Reproduce the listing below in full and without alteration, apart from its pictures.

*Data records*:
-- start --

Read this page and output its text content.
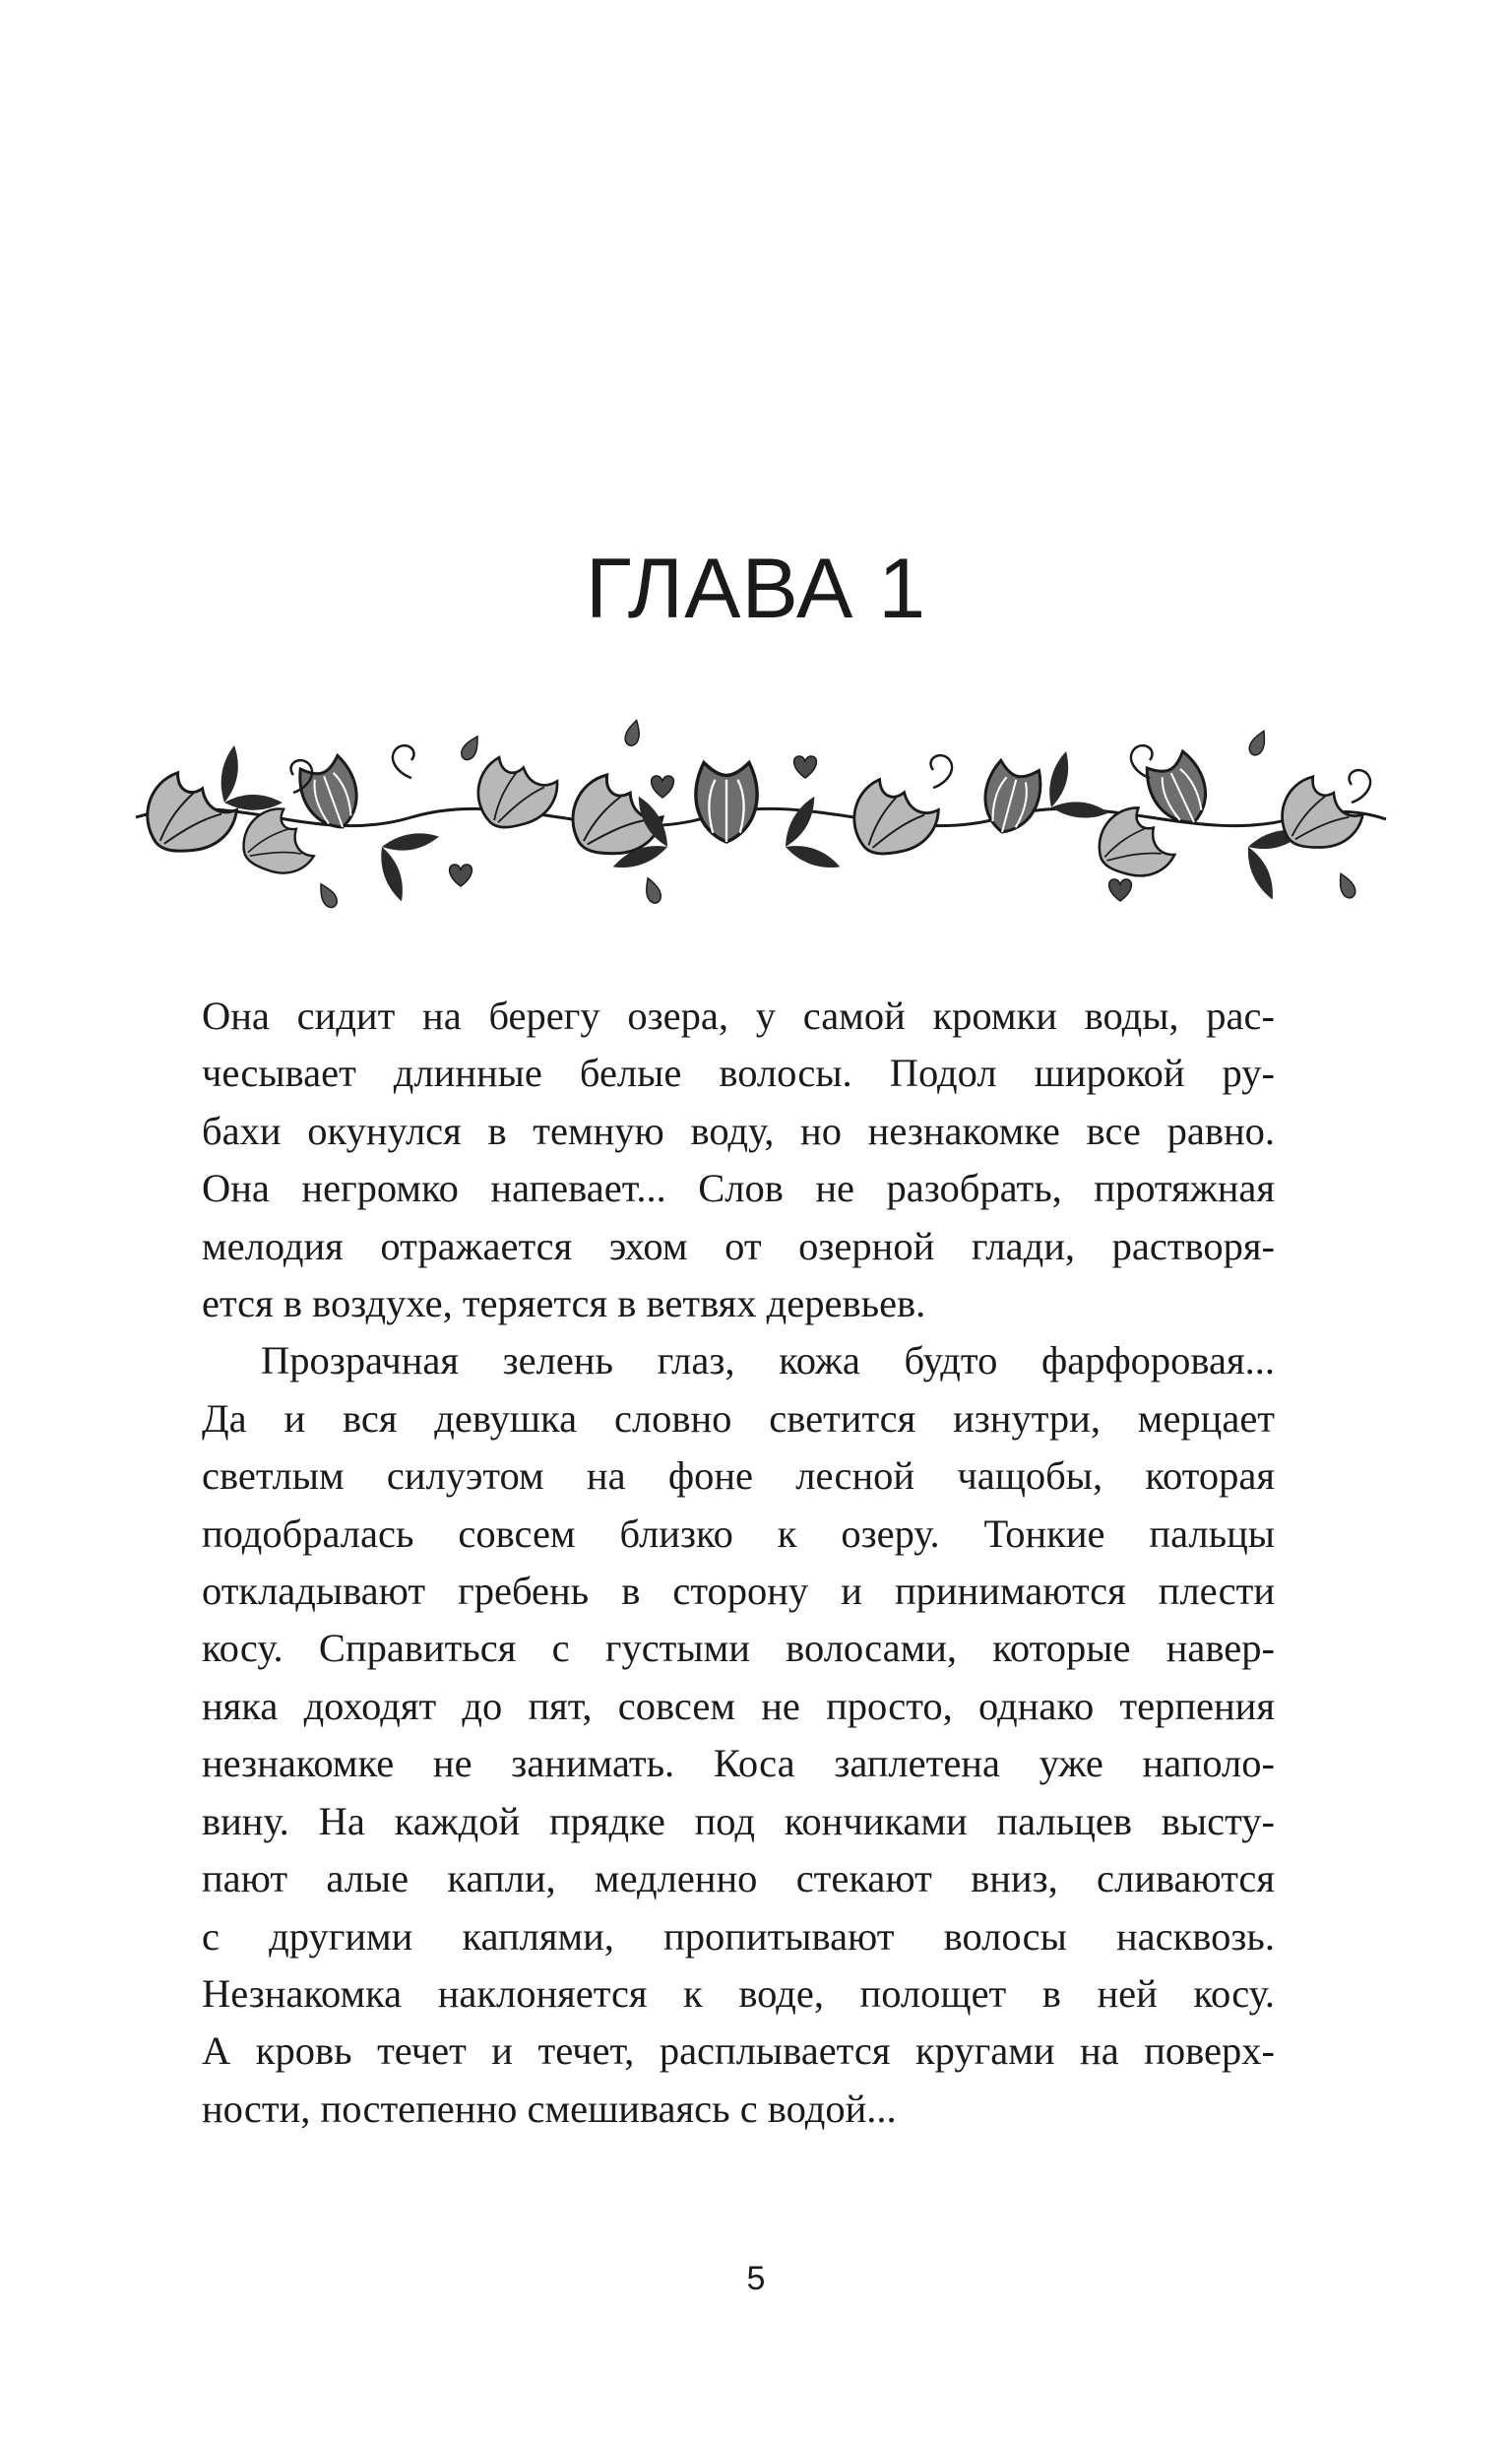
ГЛАВА 1

Она сидит на берегу озера, у самой кромки воды, рас-
чесывает длинные белые волосы. Подол широкой ру-
бахи окунулся в темную воду, но незнакомке все равно.
Она негромко напевает... Слов не разобрать, протяжная
мелодия отражается эхом от озерной глади, растворя-
ется в воздухе, теряется в ветвях деревьев.

Прозрачная зелень глаз, кожа будто фарфоровая...
Да и вся девушка словно светится изнутри, мерцает
светлым силуэтом на фоне лесной чащобы, которая
подобралась совсем близко к озеру. Тонкие пальцы
откладывают гребень в сторону и принимаются плести
косу. Справиться с густыми волосами, которые навер-
няка доходят до пят, совсем не просто, однако терпения
незнакомке не занимать. Коса заплетена уже наполо-
вину. На каждой прядке под кончиками пальцев высту-
пают алые капли, медленно стекают вниз, сливаются
с другими каплями, пропитывают волосы насквозь.
Незнакомка наклоняется к воде, полощет в ней косу.
А кровь течет и течет, расплывается кругами на поверх-
ности, постепенно смешиваясь с водой...

5
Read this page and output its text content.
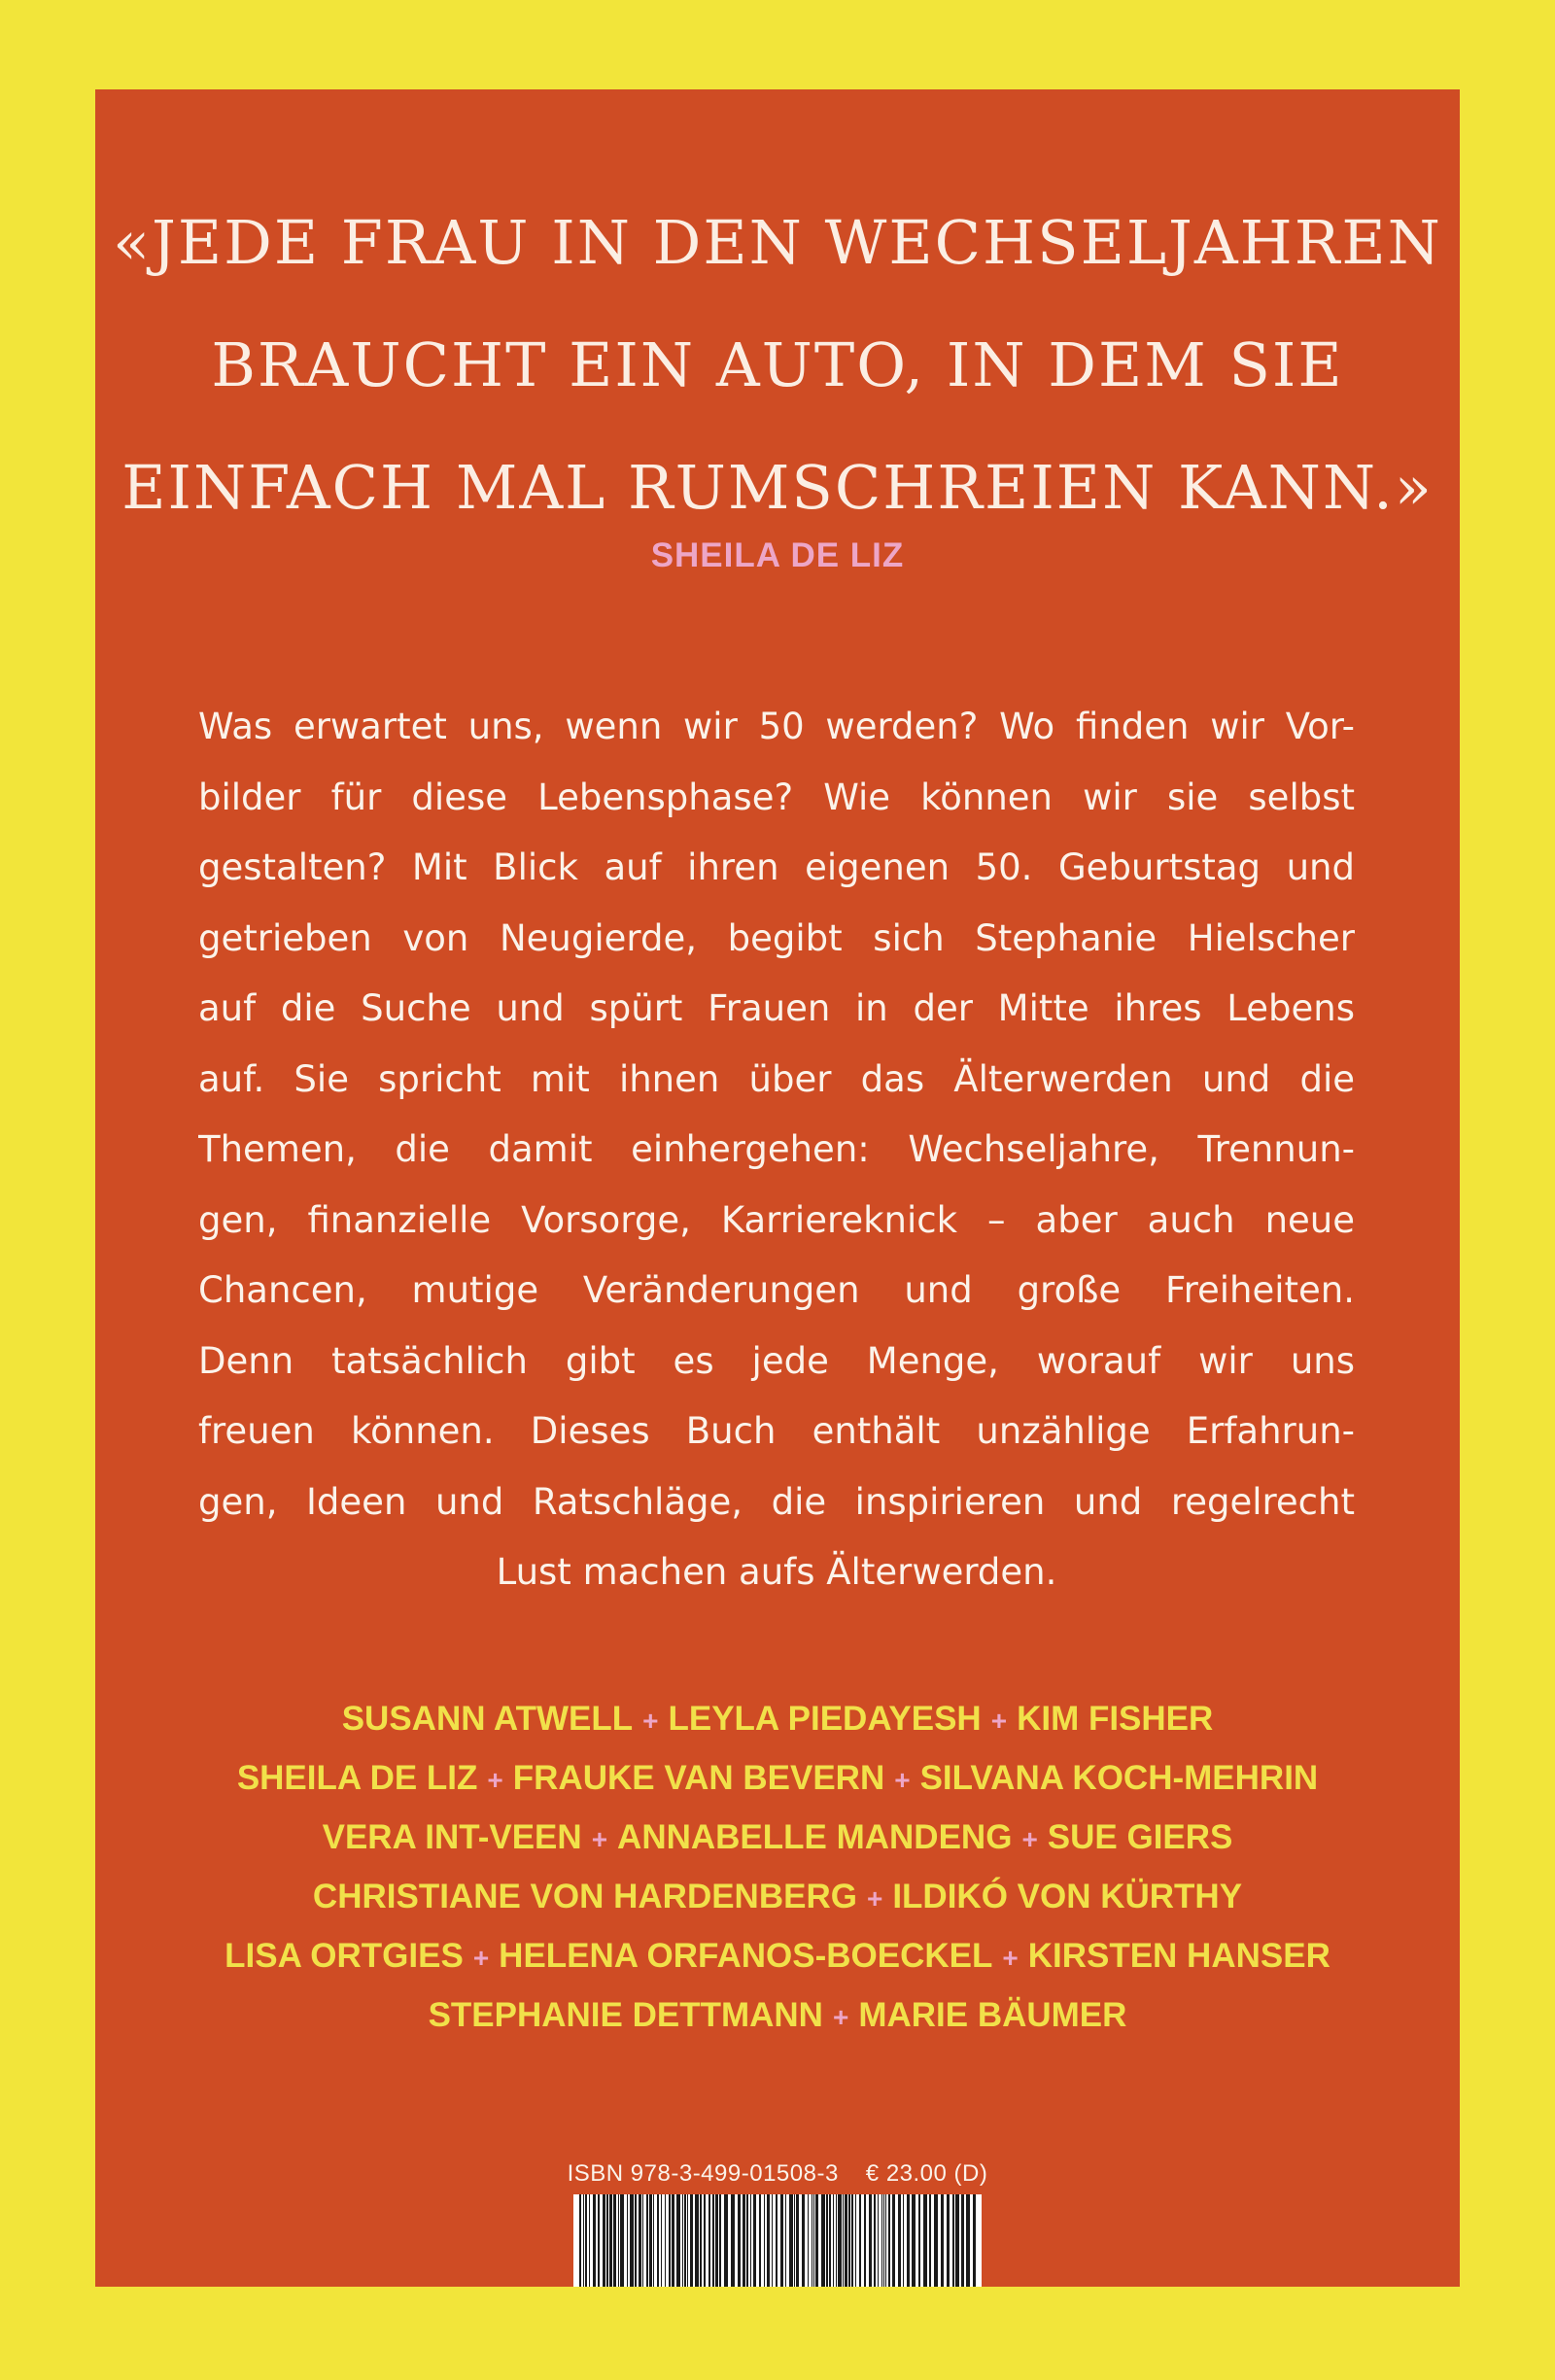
«JEDE FRAU IN DEN WECHSELJAHREN
BRAUCHT EIN AUTO, IN DEM SIE
EINFACH MAL RUMSCHREIEN KANN.»
SHEILA DE LIZ
Was erwartet uns, wenn wir 50 werden? Wo finden wir Vor-
bilder für diese Lebensphase? Wie können wir sie selbst
gestalten? Mit Blick auf ihren eigenen 50. Geburtstag und
getrieben von Neugierde, begibt sich Stephanie Hielscher
auf die Suche und spürt Frauen in der Mitte ihres Lebens
auf. Sie spricht mit ihnen über das Älterwerden und die
Themen, die damit einhergehen: Wechseljahre, Trennun-
gen, finanzielle Vorsorge, Karriereknick – aber auch neue
Chancen, mutige Veränderungen und große Freiheiten.
Denn tatsächlich gibt es jede Menge, worauf wir uns
freuen können. Dieses Buch enthält unzählige Erfahrun-
gen, Ideen und Ratschläge, die inspirieren und regelrecht
Lust machen aufs Älterwerden.
SUSANN ATWELL + LEYLA PIEDAYESH + KIM FISHER
SHEILA DE LIZ + FRAUKE VAN BEVERN + SILVANA KOCH-MEHRIN
VERA INT-VEEN + ANNABELLE MANDENG + SUE GIERS
CHRISTIANE VON HARDENBERG + ILDIKÓ VON KÜRTHY
LISA ORTGIES + HELENA ORFANOS-BOECKEL + KIRSTEN HANSER
STEPHANIE DETTMANN + MARIE BÄUMER
ISBN 978-3-499-01508-3 € 23.00 (D)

-- end --

*Reply to the task*:
Read this page and output its text content.
ГЛАВА 1

Она сидит на берегу озера, у самой кромки воды, рас-
чесывает длинные белые волосы. Подол широкой ру-
бахи окунулся в темную воду, но незнакомке все равно.
Она негромко напевает... Слов не разобрать, протяжная
мелодия отражается эхом от озерной глади, растворя-
ется в воздухе, теряется в ветвях деревьев.

Прозрачная зелень глаз, кожа будто фарфоровая...
Да и вся девушка словно светится изнутри, мерцает
светлым силуэтом на фоне лесной чащобы, которая
подобралась совсем близко к озеру. Тонкие пальцы
откладывают гребень в сторону и принимаются плести
косу. Справиться с густыми волосами, которые навер-
няка доходят до пят, совсем не просто, однако терпения
незнакомке не занимать. Коса заплетена уже наполо-
вину. На каждой прядке под кончиками пальцев высту-
пают алые капли, медленно стекают вниз, сливаются
с другими каплями, пропитывают волосы насквозь.
Незнакомка наклоняется к воде, полощет в ней косу.
А кровь течет и течет, расплывается кругами на поверх-
ности, постепенно смешиваясь с водой...

5
Read this page and output its text content.
«JEDE FRAU IN DEN WECHSELJAHREN
BRAUCHT EIN AUTO, IN DEM SIE
EINFACH MAL RUMSCHREIEN KANN.»
SHEILA DE LIZ
Was erwartet uns, wenn wir 50 werden? Wo finden wir Vor-
bilder für diese Lebensphase? Wie können wir sie selbst
gestalten? Mit Blick auf ihren eigenen 50. Geburtstag und
getrieben von Neugierde, begibt sich Stephanie Hielscher
auf die Suche und spürt Frauen in der Mitte ihres Lebens
auf. Sie spricht mit ihnen über das Älterwerden und die
Themen, die damit einhergehen: Wechseljahre, Trennun-
gen, finanzielle Vorsorge, Karriereknick – aber auch neue
Chancen, mutige Veränderungen und große Freiheiten.
Denn tatsächlich gibt es jede Menge, worauf wir uns
freuen können. Dieses Buch enthält unzählige Erfahrun-
gen, Ideen und Ratschläge, die inspirieren und regelrecht
Lust machen aufs Älterwerden.
SUSANN ATWELL + LEYLA PIEDAYESH + KIM FISHER
SHEILA DE LIZ + FRAUKE VAN BEVERN + SILVANA KOCH-MEHRIN
VERA INT-VEEN + ANNABELLE MANDENG + SUE GIERS
CHRISTIANE VON HARDENBERG + ILDIKÓ VON KÜRTHY
LISA ORTGIES + HELENA ORFANOS-BOECKEL + KIRSTEN HANSER
STEPHANIE DETTMANN + MARIE BÄUMER
ISBN 978-3-499-01508-3 € 23.00 (D)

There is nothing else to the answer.